>> Start INPUT FOR THIS TASK

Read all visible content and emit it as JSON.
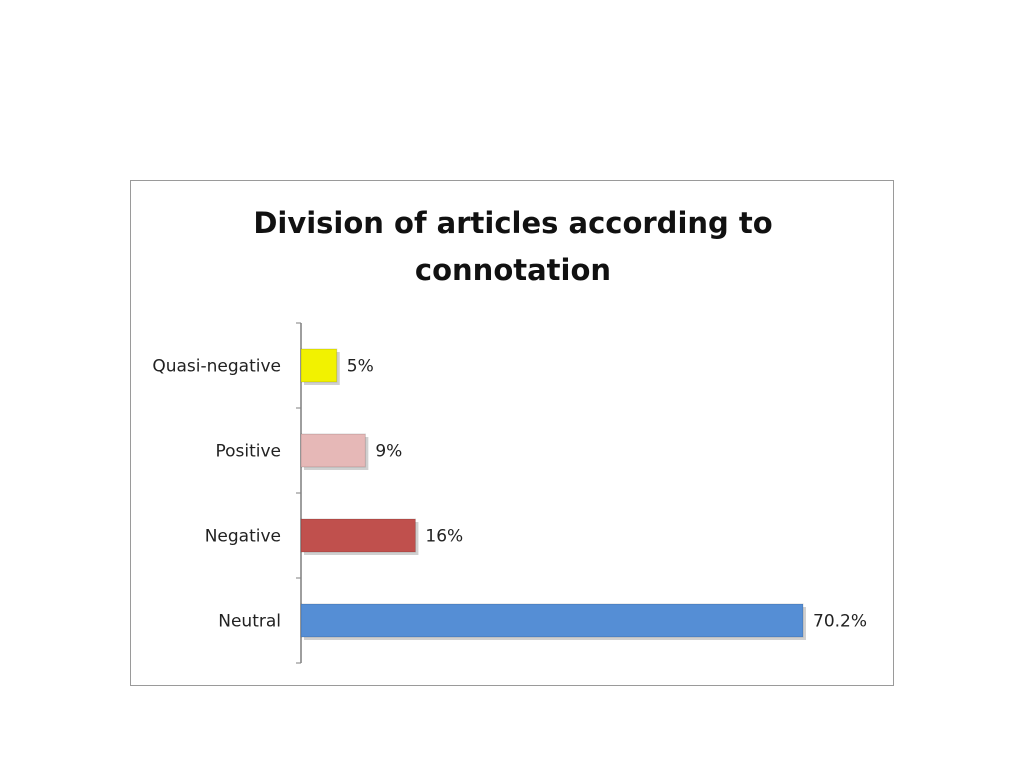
{
  "chart_data": {
    "type": "bar",
    "orientation": "horizontal",
    "title": "Division of articles according to connotation",
    "title_lines": [
      "Division of articles according to",
      "connotation"
    ],
    "categories": [
      "Quasi-negative",
      "Positive",
      "Negative",
      "Neutral"
    ],
    "values": [
      5,
      9,
      16,
      70.2
    ],
    "value_labels": [
      "5%",
      "9%",
      "16%",
      "70.2%"
    ],
    "bar_colors": [
      "#f2f200",
      "#e6b8b7",
      "#c0504d",
      "#558ed5"
    ],
    "xlim": [
      0,
      70.2
    ],
    "xlabel": "",
    "ylabel": "",
    "grid": false,
    "legend": "none"
  }
}
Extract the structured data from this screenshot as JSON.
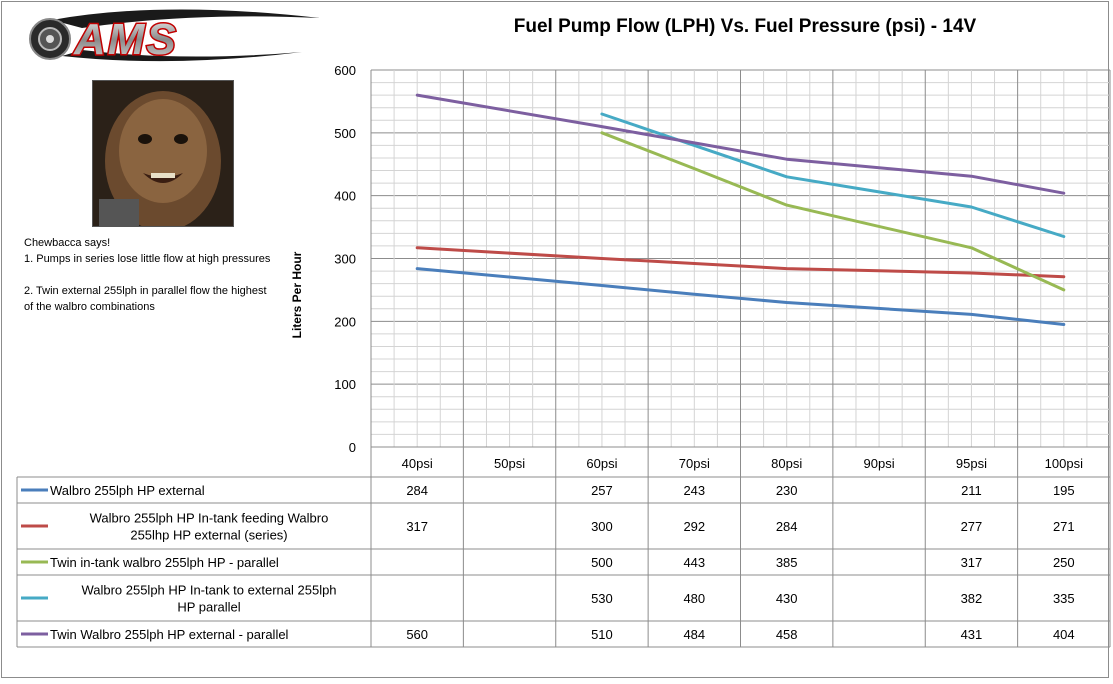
{
  "chart_data": {
    "type": "line",
    "title": "Fuel Pump Flow (LPH) Vs. Fuel Pressure (psi) - 14V",
    "ylabel": "Liters Per Hour",
    "xlabel": "",
    "ylim": [
      0,
      600
    ],
    "yticks": [
      0,
      100,
      200,
      300,
      400,
      500,
      600
    ],
    "categories": [
      "40psi",
      "50psi",
      "60psi",
      "70psi",
      "80psi",
      "90psi",
      "95psi",
      "100psi"
    ],
    "grid": true,
    "legend_placement": "bottom data table",
    "series": [
      {
        "name": "Walbro 255lph HP external",
        "color": "#4a7ebb",
        "values": [
          284,
          null,
          257,
          243,
          230,
          null,
          211,
          195
        ]
      },
      {
        "name": "Walbro 255lph HP In-tank feeding Walbro 255lhp HP external (series)",
        "color": "#be4b48",
        "values": [
          317,
          null,
          300,
          292,
          284,
          null,
          277,
          271
        ]
      },
      {
        "name": "Twin in-tank walbro 255lph HP - parallel",
        "color": "#98b954",
        "values": [
          null,
          null,
          500,
          443,
          385,
          null,
          317,
          250
        ]
      },
      {
        "name": "Walbro 255lph HP In-tank to external 255lph HP parallel",
        "color": "#46aac5",
        "values": [
          null,
          null,
          530,
          480,
          430,
          null,
          382,
          335
        ]
      },
      {
        "name": "Twin Walbro 255lph HP external - parallel",
        "color": "#7d5fa0",
        "values": [
          560,
          null,
          510,
          484,
          458,
          null,
          431,
          404
        ]
      }
    ]
  },
  "logo_text": "AMS",
  "photo_alt": "Chewbacca",
  "note": {
    "heading": "Chewbacca says!",
    "line1": "1.  Pumps in series lose little flow at high pressures",
    "line2": "2.  Twin external 255lph in parallel flow the highest of the walbro combinations"
  }
}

>> End INPUT FOR THIS TASK

TASK GOAL:
Using the records above, retype everything exactly except the pictures.

FINISHED EXERCISE:
Read all visible content and emit it as JSON.
{
  "chart_data": {
    "type": "bar",
    "orientation": "horizontal",
    "title": "Division of articles according to connotation",
    "title_lines": [
      "Division of articles according to",
      "connotation"
    ],
    "categories": [
      "Quasi-negative",
      "Positive",
      "Negative",
      "Neutral"
    ],
    "values": [
      5,
      9,
      16,
      70.2
    ],
    "value_labels": [
      "5%",
      "9%",
      "16%",
      "70.2%"
    ],
    "bar_colors": [
      "#f2f200",
      "#e6b8b7",
      "#c0504d",
      "#558ed5"
    ],
    "xlim": [
      0,
      70.2
    ],
    "xlabel": "",
    "ylabel": "",
    "grid": false,
    "legend": "none"
  }
}
Extract the structured data from this screenshot as JSON.
{
  "chart_data": {
    "type": "line",
    "title": "Fuel Pump Flow (LPH) Vs. Fuel Pressure (psi) - 14V",
    "ylabel": "Liters Per Hour",
    "xlabel": "",
    "ylim": [
      0,
      600
    ],
    "yticks": [
      0,
      100,
      200,
      300,
      400,
      500,
      600
    ],
    "categories": [
      "40psi",
      "50psi",
      "60psi",
      "70psi",
      "80psi",
      "90psi",
      "95psi",
      "100psi"
    ],
    "grid": true,
    "legend_placement": "bottom data table",
    "series": [
      {
        "name": "Walbro 255lph HP external",
        "color": "#4a7ebb",
        "values": [
          284,
          null,
          257,
          243,
          230,
          null,
          211,
          195
        ]
      },
      {
        "name": "Walbro 255lph HP In-tank feeding Walbro 255lhp HP external (series)",
        "color": "#be4b48",
        "values": [
          317,
          null,
          300,
          292,
          284,
          null,
          277,
          271
        ]
      },
      {
        "name": "Twin in-tank walbro 255lph HP - parallel",
        "color": "#98b954",
        "values": [
          null,
          null,
          500,
          443,
          385,
          null,
          317,
          250
        ]
      },
      {
        "name": "Walbro 255lph HP In-tank to external 255lph HP parallel",
        "color": "#46aac5",
        "values": [
          null,
          null,
          530,
          480,
          430,
          null,
          382,
          335
        ]
      },
      {
        "name": "Twin Walbro 255lph HP external - parallel",
        "color": "#7d5fa0",
        "values": [
          560,
          null,
          510,
          484,
          458,
          null,
          431,
          404
        ]
      }
    ]
  },
  "logo_text": "AMS",
  "photo_alt": "Chewbacca",
  "note": {
    "heading": "Chewbacca says!",
    "line1": "1.  Pumps in series lose little flow at high pressures",
    "line2": "2.  Twin external 255lph in parallel flow the highest of the walbro combinations"
  }
}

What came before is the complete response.